Work required:
Render every entry verbatim.

Records for processing:
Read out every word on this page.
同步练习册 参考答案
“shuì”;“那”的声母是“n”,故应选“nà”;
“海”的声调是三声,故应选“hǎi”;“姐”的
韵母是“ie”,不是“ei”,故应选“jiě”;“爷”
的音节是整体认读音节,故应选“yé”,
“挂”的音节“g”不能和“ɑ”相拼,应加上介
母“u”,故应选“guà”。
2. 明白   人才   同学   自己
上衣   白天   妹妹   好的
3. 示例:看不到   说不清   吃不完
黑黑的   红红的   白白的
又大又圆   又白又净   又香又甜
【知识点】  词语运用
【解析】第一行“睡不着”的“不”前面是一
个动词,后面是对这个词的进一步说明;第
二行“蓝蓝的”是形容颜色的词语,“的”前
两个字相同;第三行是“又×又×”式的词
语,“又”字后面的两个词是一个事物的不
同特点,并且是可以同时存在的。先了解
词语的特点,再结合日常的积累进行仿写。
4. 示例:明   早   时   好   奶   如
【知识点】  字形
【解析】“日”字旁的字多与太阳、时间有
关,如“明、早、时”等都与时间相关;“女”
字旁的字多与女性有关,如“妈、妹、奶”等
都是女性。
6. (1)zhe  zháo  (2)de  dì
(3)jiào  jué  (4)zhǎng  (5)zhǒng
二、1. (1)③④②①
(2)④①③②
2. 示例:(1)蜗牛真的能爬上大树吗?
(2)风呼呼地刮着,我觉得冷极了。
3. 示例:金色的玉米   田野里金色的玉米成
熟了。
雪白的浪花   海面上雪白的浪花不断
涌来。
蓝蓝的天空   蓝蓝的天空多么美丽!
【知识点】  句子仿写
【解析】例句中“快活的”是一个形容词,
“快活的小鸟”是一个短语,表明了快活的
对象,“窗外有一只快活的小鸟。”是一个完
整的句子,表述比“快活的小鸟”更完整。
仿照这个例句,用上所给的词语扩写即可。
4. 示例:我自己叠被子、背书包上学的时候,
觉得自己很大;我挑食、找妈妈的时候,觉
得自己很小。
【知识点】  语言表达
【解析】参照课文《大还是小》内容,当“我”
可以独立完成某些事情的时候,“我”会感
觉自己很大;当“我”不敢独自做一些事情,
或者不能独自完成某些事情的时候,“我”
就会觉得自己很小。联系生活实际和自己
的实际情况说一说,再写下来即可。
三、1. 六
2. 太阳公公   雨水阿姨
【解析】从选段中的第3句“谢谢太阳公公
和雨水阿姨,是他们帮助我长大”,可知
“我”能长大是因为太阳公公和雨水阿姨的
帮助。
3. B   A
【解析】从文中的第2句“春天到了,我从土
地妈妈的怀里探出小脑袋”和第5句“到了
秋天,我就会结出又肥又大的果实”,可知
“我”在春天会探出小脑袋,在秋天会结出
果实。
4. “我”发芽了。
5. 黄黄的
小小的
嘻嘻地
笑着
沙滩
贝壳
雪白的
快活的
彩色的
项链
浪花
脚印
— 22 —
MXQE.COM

Task output:
Read out every word on this page.
同步练习册 参考答案
“shuì”;“那”的声母是“n”,故应选“nà”;
“海”的声调是三声,故应选“hǎi”;“姐”的
韵母是“ie”,不是“ei”,故应选“jiě”;“爷”
的音节是整体认读音节,故应选“yé”,
“挂”的音节“g”不能和“ɑ”相拼,应加上介
母“u”,故应选“guà”。
2. 明白   人才   同学   自己
上衣   白天   妹妹   好的
3. 示例:看不到   说不清   吃不完
黑黑的   红红的   白白的
又大又圆   又白又净   又香又甜
【知识点】  词语运用
【解析】第一行“睡不着”的“不”前面是一
个动词,后面是对这个词的进一步说明;第
二行“蓝蓝的”是形容颜色的词语,“的”前
两个字相同;第三行是“又×又×”式的词
语,“又”字后面的两个词是一个事物的不
同特点,并且是可以同时存在的。先了解
词语的特点,再结合日常的积累进行仿写。
4. 示例:明   早   时   好   奶   如
【知识点】  字形
【解析】“日”字旁的字多与太阳、时间有
关,如“明、早、时”等都与时间相关;“女”
字旁的字多与女性有关,如“妈、妹、奶”等
都是女性。
6. (1)zhe  zháo  (2)de  dì
(3)jiào  jué  (4)zhǎng  (5)zhǒng
二、1. (1)③④②①
(2)④①③②
2. 示例:(1)蜗牛真的能爬上大树吗?
(2)风呼呼地刮着,我觉得冷极了。
3. 示例:金色的玉米   田野里金色的玉米成
熟了。
雪白的浪花   海面上雪白的浪花不断
涌来。
蓝蓝的天空   蓝蓝的天空多么美丽!
【知识点】  句子仿写
【解析】例句中“快活的”是一个形容词,
“快活的小鸟”是一个短语,表明了快活的
对象,“窗外有一只快活的小鸟。”是一个完
整的句子,表述比“快活的小鸟”更完整。
仿照这个例句,用上所给的词语扩写即可。
4. 示例:我自己叠被子、背书包上学的时候,
觉得自己很大;我挑食、找妈妈的时候,觉
得自己很小。
【知识点】  语言表达
【解析】参照课文《大还是小》内容,当“我”
可以独立完成某些事情的时候,“我”会感
觉自己很大;当“我”不敢独自做一些事情,
或者不能独自完成某些事情的时候,“我”
就会觉得自己很小。联系生活实际和自己
的实际情况说一说,再写下来即可。
三、1. 六
2. 太阳公公   雨水阿姨
【解析】从选段中的第3句“谢谢太阳公公
和雨水阿姨,是他们帮助我长大”,可知
“我”能长大是因为太阳公公和雨水阿姨的
帮助。
3. B   A
【解析】从文中的第2句“春天到了,我从土
地妈妈的怀里探出小脑袋”和第5句“到了
秋天,我就会结出又肥又大的果实”,可知
“我”在春天会探出小脑袋,在秋天会结出
果实。
4. “我”发芽了。
5. 黄黄的
小小的
嘻嘻地
笑着
沙滩
贝壳
雪白的
快活的
彩色的
项链
浪花
脚印
— 22 —
MXQE.COM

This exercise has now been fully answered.